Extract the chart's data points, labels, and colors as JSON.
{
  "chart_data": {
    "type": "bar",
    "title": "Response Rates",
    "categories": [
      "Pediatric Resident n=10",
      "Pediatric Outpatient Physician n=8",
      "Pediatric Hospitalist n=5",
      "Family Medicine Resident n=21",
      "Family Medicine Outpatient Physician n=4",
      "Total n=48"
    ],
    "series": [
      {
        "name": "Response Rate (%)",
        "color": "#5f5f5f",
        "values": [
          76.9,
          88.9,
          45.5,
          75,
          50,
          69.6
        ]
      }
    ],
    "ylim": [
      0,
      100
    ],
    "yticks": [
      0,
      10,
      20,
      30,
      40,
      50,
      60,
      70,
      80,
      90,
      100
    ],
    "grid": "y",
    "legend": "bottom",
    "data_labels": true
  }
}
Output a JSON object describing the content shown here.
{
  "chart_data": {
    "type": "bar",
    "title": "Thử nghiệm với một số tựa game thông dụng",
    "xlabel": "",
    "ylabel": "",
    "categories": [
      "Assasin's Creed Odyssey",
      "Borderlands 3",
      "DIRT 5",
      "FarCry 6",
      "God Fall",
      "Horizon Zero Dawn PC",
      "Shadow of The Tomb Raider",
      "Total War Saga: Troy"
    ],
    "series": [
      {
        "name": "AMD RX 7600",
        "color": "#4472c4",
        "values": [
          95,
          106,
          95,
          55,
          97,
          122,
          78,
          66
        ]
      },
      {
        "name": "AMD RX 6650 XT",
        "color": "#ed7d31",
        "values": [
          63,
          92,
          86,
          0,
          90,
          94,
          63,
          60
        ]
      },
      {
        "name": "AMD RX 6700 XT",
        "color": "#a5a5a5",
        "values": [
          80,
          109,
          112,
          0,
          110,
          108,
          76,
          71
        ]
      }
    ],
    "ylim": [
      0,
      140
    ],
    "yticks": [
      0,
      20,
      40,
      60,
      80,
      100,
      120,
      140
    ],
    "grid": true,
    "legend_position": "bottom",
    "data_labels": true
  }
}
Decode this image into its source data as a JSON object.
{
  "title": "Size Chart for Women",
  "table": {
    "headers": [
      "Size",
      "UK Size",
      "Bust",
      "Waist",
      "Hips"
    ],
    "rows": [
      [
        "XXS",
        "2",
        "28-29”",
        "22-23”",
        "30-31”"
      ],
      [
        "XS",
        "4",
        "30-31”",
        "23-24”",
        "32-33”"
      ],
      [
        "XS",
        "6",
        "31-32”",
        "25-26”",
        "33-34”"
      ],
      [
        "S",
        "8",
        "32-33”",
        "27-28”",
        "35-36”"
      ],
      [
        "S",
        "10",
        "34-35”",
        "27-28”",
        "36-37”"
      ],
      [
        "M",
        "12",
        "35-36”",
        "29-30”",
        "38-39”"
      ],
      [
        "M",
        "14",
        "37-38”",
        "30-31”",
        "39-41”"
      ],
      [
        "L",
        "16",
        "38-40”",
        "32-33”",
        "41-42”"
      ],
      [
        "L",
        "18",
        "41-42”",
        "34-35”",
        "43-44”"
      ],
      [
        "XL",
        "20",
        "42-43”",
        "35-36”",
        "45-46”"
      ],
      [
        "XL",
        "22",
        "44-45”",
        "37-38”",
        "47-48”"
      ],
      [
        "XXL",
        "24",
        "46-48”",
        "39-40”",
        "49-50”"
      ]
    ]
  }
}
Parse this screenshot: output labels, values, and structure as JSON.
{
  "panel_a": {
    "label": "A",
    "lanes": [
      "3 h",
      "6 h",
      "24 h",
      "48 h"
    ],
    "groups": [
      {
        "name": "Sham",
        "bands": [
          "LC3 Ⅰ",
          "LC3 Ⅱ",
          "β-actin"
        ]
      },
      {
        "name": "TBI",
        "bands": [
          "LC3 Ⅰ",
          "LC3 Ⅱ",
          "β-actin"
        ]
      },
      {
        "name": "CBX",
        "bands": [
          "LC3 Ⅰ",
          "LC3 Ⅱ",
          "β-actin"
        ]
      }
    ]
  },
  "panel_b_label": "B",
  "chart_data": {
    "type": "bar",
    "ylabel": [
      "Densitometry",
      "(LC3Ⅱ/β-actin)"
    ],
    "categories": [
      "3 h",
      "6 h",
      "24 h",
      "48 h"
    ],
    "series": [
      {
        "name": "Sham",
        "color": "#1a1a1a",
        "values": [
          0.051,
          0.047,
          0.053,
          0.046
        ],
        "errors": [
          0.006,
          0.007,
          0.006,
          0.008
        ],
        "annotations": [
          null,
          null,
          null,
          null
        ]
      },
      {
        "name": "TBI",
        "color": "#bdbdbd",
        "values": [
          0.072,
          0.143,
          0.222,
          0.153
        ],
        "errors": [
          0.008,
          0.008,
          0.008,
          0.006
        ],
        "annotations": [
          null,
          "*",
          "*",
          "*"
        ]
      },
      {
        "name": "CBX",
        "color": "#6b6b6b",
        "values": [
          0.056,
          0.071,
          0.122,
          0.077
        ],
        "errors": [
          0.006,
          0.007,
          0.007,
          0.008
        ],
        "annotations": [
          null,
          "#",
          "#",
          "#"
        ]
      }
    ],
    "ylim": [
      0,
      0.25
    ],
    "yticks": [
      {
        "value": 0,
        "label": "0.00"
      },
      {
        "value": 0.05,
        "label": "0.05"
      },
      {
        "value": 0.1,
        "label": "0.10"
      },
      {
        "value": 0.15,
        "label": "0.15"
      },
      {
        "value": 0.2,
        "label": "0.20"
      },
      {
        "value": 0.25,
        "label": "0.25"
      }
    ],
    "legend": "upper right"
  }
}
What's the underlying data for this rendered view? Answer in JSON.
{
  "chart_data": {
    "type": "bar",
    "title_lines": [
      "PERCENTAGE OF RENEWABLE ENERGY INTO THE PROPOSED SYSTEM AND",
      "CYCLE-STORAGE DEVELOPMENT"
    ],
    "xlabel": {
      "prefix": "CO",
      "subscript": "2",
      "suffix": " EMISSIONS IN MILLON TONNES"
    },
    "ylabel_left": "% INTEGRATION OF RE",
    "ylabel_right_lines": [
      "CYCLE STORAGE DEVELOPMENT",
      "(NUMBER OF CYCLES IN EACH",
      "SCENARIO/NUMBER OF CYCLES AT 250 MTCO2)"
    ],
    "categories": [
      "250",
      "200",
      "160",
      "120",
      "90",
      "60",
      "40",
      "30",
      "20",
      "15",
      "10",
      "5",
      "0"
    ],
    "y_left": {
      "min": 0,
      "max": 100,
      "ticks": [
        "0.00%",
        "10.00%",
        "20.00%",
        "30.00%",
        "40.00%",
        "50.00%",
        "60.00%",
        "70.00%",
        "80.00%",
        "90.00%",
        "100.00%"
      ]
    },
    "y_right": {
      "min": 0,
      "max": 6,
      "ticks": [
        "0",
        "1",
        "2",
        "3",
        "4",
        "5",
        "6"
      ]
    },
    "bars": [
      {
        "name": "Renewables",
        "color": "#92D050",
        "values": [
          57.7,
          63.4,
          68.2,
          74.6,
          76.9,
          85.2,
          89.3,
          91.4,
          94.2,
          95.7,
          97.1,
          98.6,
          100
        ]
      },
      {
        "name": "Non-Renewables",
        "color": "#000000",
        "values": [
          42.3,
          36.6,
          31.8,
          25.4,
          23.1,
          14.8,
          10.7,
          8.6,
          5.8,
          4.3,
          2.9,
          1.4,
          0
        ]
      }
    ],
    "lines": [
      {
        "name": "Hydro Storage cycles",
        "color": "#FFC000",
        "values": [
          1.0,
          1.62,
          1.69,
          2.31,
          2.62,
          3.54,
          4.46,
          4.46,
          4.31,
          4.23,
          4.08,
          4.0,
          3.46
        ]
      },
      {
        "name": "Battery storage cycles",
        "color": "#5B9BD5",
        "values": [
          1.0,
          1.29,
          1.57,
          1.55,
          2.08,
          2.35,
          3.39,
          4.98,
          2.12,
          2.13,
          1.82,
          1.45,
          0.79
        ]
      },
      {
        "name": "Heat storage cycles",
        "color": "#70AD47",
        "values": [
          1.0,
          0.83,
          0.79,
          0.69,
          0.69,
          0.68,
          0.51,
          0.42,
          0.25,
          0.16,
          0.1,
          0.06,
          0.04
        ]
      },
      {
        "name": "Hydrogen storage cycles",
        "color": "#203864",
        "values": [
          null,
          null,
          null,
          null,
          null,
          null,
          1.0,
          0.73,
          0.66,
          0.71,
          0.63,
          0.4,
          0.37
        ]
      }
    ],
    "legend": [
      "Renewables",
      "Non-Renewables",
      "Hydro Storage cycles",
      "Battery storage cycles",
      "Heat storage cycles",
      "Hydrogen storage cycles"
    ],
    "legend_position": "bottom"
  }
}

= = = =

TASK BRIEF
From the data above, pick out each line containing "this" and copy it.

IN RESPONSE
Decode this image into its source data as a JSON object.
Parse this screenshot: output labels, values, and structure as JSON.
What's the underlying data for this rendered view? Answer in JSON.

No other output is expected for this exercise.